Data records:
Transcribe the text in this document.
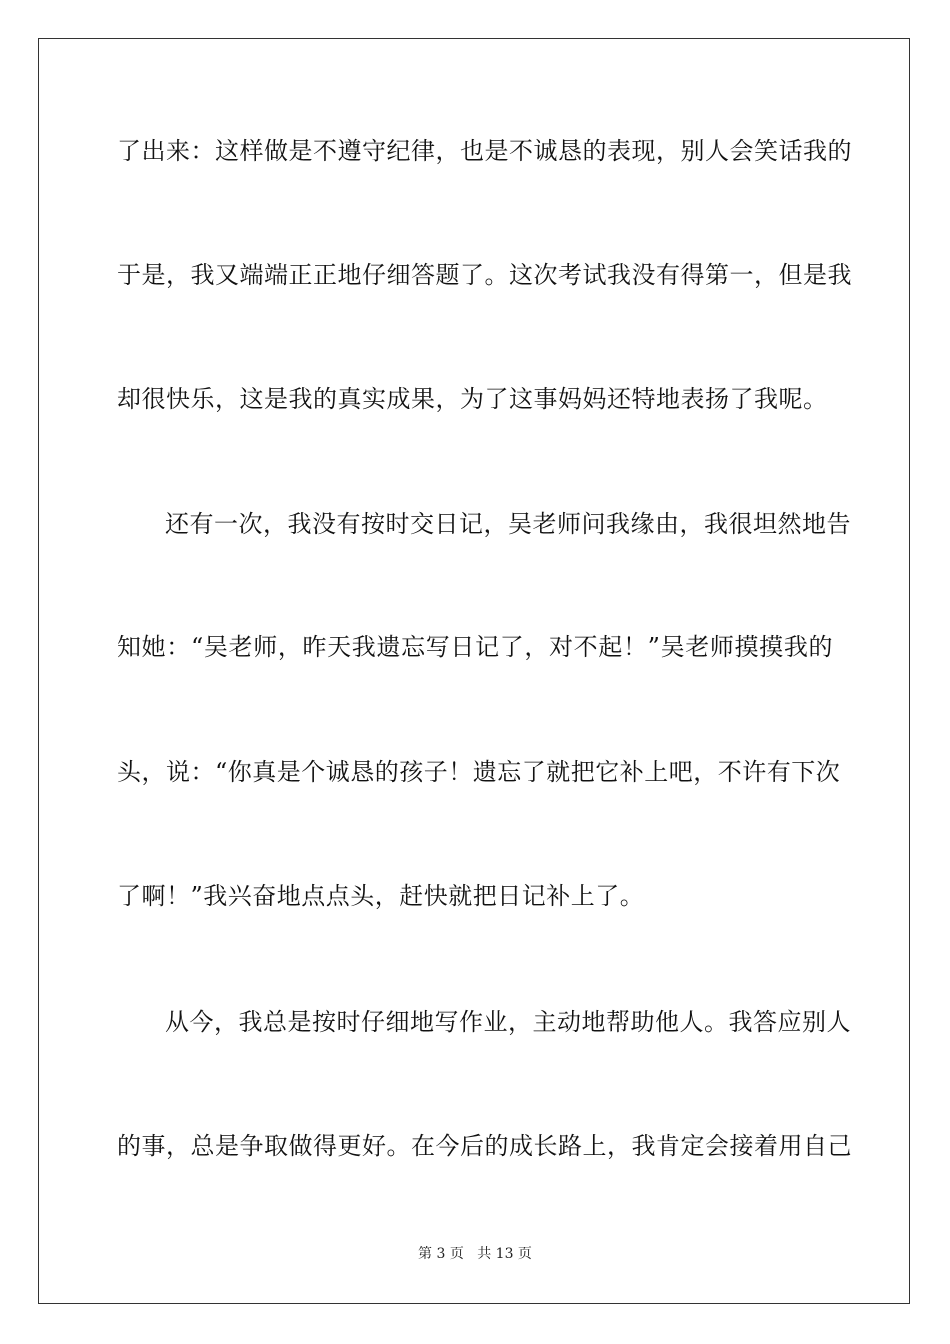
了出来：这样做是不遵守纪律，也是不诚恳的表现，别人会笑话我的
于是，我又端端正正地仔细答题了。这次考试我没有得第一，但是我
却很快乐，这是我的真实成果，为了这事妈妈还特地表扬了我呢。
还有一次，我没有按时交日记，吴老师问我缘由，我很坦然地告
知她：“吴老师，昨天我遗忘写日记了，对不起！”吴老师摸摸我的
头，说：“你真是个诚恳的孩子！遗忘了就把它补上吧，不许有下次
了啊！”我兴奋地点点头，赶快就把日记补上了。
从今，我总是按时仔细地写作业，主动地帮助他人。我答应别人
的事，总是争取做得更好。在今后的成长路上，我肯定会接着用自己
第 3 页 共 13 页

Challenge:
Reproduce all entries without any change, and omit the pictures.

Result for this exercise:
Transcribe the text in this document.
了出来：这样做是不遵守纪律，也是不诚恳的表现，别人会笑话我的
于是，我又端端正正地仔细答题了。这次考试我没有得第一，但是我
却很快乐，这是我的真实成果，为了这事妈妈还特地表扬了我呢。
还有一次，我没有按时交日记，吴老师问我缘由，我很坦然地告
知她：“吴老师，昨天我遗忘写日记了，对不起！”吴老师摸摸我的
头，说：“你真是个诚恳的孩子！遗忘了就把它补上吧，不许有下次
了啊！”我兴奋地点点头，赶快就把日记补上了。
从今，我总是按时仔细地写作业，主动地帮助他人。我答应别人
的事，总是争取做得更好。在今后的成长路上，我肯定会接着用自己
第 3 页 共 13 页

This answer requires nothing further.